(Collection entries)
+--
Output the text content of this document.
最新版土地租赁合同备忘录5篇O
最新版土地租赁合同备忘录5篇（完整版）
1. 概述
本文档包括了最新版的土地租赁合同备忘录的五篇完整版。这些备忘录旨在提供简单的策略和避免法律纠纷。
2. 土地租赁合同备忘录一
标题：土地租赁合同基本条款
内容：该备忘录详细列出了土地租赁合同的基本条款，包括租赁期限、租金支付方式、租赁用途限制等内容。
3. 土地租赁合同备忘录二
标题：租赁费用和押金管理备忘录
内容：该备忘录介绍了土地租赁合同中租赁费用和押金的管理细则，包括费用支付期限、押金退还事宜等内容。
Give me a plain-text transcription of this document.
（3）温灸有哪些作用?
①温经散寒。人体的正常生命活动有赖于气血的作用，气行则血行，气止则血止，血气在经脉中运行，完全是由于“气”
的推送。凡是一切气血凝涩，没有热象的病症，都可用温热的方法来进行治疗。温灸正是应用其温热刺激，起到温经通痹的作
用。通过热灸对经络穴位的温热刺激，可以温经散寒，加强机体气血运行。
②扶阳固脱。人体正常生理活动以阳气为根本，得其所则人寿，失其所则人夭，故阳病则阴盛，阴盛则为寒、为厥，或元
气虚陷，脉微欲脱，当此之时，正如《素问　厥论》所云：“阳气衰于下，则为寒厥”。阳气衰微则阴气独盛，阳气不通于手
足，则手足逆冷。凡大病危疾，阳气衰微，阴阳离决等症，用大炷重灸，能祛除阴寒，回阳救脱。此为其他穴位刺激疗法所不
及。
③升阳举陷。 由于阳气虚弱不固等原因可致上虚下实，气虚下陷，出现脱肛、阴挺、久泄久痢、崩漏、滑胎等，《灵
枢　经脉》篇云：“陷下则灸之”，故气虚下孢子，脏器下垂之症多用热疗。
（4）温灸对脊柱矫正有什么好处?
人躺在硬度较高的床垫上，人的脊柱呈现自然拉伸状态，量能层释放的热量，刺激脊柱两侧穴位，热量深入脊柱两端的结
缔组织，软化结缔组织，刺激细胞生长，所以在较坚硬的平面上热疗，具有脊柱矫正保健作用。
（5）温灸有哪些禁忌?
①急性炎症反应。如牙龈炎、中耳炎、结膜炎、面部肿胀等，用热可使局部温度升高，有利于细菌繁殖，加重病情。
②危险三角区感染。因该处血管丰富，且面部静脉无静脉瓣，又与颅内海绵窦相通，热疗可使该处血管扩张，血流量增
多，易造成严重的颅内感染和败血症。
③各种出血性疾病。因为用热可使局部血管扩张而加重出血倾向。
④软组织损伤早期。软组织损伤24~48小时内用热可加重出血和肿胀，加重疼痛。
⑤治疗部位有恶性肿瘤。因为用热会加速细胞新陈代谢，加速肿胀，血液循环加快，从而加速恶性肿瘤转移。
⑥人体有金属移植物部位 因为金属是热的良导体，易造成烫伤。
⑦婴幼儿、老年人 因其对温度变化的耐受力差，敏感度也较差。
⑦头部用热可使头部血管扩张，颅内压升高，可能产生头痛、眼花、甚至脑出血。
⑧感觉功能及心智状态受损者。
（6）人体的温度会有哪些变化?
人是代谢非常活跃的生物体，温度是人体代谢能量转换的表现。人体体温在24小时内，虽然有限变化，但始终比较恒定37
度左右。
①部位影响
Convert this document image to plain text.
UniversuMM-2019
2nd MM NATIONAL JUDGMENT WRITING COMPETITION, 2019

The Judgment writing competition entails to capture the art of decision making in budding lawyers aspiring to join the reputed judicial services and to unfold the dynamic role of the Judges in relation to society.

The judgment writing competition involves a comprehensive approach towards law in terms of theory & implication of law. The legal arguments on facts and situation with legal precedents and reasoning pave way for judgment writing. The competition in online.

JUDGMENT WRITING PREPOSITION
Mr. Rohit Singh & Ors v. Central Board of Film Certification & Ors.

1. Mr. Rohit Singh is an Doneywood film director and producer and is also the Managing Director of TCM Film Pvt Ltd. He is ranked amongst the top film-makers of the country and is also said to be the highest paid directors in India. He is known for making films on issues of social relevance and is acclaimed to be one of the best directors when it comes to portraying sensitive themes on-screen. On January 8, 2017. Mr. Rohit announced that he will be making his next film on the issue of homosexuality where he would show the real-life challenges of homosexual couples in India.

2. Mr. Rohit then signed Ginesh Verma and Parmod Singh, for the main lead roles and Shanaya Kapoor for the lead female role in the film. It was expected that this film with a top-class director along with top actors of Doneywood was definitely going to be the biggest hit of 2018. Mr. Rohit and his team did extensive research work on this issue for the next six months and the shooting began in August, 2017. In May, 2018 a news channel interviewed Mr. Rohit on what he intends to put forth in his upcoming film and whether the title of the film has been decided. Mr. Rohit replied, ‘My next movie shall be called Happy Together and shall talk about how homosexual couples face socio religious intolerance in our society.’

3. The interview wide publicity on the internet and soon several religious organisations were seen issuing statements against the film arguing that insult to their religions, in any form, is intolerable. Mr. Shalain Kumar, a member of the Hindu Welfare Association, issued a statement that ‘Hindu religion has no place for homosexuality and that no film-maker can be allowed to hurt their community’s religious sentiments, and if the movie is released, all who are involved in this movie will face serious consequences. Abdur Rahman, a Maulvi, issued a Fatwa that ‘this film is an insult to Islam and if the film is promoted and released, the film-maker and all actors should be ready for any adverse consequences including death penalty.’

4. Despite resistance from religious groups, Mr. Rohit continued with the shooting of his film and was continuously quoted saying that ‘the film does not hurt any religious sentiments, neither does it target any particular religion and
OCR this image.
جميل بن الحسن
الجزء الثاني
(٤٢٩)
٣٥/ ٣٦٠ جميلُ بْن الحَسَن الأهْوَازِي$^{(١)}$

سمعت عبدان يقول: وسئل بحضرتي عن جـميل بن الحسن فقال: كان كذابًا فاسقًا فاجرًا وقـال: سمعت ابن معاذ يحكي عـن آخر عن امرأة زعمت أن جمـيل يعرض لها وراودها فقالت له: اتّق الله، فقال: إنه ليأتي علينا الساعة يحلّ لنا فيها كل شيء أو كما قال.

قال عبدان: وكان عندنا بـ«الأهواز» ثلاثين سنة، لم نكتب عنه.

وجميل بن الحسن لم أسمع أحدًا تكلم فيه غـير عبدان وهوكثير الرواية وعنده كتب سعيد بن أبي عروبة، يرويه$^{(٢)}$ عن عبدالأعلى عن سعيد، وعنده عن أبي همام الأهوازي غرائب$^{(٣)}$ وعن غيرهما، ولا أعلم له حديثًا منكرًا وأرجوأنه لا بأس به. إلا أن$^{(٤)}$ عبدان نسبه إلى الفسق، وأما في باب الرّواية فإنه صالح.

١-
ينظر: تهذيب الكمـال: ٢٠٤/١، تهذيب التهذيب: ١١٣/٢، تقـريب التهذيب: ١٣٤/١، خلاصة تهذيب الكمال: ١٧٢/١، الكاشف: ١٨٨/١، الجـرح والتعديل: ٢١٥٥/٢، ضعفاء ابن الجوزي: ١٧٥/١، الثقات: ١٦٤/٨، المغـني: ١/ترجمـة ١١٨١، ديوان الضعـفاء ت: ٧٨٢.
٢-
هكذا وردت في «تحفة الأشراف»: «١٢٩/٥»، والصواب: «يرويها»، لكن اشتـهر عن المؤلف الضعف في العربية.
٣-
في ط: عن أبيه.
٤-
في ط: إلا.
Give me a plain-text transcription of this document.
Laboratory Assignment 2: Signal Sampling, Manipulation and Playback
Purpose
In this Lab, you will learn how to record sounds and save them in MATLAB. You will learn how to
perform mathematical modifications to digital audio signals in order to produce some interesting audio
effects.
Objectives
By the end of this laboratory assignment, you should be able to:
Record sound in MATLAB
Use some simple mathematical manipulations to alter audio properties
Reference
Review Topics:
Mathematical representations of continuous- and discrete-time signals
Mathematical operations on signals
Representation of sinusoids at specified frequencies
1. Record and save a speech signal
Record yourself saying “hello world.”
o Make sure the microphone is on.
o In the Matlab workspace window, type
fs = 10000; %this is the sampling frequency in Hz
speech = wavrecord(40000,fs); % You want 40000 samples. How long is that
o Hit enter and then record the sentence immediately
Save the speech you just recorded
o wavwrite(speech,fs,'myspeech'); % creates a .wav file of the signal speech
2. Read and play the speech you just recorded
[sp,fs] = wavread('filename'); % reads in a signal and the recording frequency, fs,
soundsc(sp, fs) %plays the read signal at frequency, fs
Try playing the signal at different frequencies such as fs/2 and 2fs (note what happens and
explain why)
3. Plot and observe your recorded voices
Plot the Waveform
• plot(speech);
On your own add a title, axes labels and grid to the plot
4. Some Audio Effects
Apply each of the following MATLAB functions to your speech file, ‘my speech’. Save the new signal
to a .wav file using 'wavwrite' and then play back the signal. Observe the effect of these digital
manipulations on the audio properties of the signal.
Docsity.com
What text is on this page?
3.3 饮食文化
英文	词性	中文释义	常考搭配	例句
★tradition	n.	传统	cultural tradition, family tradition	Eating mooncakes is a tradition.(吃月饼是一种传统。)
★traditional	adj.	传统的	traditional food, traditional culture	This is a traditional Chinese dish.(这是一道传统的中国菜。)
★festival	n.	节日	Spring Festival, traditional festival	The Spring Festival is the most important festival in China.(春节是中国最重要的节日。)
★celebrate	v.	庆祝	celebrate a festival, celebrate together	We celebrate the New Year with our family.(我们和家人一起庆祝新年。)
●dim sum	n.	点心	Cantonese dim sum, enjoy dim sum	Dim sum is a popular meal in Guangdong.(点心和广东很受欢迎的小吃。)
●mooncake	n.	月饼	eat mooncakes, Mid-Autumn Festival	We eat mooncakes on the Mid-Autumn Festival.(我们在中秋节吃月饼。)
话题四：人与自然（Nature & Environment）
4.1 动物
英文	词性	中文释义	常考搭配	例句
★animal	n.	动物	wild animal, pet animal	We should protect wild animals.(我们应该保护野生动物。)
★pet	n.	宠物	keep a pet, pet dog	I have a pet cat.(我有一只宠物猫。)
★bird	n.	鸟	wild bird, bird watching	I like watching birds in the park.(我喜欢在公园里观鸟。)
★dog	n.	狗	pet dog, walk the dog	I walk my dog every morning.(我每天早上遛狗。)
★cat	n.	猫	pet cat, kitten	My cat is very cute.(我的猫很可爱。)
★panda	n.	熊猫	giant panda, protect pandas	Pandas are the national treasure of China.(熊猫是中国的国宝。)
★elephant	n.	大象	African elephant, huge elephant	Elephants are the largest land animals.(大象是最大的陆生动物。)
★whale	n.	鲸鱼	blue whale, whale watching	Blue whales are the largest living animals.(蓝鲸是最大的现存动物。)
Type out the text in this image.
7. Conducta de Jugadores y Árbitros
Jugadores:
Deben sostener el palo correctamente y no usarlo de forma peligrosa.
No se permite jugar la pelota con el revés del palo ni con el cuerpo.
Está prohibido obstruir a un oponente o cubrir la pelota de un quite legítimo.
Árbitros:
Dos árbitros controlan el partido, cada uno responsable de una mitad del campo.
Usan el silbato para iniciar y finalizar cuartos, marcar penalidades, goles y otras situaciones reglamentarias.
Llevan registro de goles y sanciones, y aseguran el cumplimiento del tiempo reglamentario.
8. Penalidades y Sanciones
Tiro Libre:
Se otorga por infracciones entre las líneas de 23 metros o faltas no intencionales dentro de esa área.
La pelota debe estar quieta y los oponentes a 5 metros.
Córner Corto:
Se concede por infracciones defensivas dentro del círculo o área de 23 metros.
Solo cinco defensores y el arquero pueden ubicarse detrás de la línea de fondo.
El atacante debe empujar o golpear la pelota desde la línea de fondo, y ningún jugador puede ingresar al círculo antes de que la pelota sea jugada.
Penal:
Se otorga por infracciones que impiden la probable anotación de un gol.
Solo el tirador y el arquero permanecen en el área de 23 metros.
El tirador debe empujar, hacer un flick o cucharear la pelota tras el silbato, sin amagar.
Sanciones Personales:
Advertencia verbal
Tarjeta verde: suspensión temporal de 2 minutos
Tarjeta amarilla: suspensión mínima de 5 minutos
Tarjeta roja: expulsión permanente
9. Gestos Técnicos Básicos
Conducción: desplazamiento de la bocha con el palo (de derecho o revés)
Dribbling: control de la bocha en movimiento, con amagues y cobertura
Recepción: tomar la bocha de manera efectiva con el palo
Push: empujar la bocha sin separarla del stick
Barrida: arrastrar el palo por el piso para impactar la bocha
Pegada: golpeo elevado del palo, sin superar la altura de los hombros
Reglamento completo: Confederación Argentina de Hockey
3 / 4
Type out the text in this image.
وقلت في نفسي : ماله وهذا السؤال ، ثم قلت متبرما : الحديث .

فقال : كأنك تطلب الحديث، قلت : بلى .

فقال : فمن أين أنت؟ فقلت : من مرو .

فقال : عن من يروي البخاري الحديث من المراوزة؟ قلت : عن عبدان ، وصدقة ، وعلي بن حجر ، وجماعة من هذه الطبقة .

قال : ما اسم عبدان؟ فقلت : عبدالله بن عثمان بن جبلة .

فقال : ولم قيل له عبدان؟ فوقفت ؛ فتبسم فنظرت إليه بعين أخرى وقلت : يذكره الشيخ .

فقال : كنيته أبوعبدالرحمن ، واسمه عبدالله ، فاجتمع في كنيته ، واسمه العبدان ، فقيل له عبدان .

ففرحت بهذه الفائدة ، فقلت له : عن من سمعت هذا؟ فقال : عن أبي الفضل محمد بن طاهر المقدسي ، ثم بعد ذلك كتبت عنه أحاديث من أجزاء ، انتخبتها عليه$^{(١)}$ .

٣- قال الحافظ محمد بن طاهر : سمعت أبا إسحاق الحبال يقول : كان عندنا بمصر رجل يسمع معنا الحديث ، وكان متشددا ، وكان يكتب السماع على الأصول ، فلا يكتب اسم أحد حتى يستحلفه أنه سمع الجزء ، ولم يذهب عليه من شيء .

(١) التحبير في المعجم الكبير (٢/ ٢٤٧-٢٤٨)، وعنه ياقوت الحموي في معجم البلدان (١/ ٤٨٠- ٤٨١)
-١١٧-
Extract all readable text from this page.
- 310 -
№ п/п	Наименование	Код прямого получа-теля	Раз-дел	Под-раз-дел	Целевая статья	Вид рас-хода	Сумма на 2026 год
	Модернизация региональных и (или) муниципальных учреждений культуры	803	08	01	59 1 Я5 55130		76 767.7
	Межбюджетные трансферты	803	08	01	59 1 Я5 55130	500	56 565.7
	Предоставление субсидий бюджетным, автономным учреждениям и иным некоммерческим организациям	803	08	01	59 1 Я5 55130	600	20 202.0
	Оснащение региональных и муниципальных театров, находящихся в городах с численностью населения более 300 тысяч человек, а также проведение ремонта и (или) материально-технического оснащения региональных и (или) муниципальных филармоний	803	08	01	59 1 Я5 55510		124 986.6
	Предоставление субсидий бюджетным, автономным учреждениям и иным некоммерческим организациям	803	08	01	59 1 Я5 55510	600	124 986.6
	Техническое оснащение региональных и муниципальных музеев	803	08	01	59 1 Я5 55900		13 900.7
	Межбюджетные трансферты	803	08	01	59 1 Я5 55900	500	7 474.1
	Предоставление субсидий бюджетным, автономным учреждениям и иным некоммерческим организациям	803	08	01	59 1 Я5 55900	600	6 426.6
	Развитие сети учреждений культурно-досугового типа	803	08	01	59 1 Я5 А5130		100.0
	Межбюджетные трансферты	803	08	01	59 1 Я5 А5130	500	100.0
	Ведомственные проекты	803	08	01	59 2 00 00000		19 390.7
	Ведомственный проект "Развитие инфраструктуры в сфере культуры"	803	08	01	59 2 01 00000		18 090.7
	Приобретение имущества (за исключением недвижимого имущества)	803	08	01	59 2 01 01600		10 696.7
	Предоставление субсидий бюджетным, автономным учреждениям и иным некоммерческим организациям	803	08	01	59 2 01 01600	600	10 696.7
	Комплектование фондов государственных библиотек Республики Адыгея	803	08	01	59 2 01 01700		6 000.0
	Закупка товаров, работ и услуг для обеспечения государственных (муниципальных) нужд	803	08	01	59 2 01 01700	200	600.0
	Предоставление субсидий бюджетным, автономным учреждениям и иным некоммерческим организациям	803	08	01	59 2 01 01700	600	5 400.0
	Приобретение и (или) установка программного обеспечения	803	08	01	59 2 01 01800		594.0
+--
Task requirements:
From the data above, count the lines where "Приобретение" occurs and give that figure and nothing else.

Response to this exercise:
2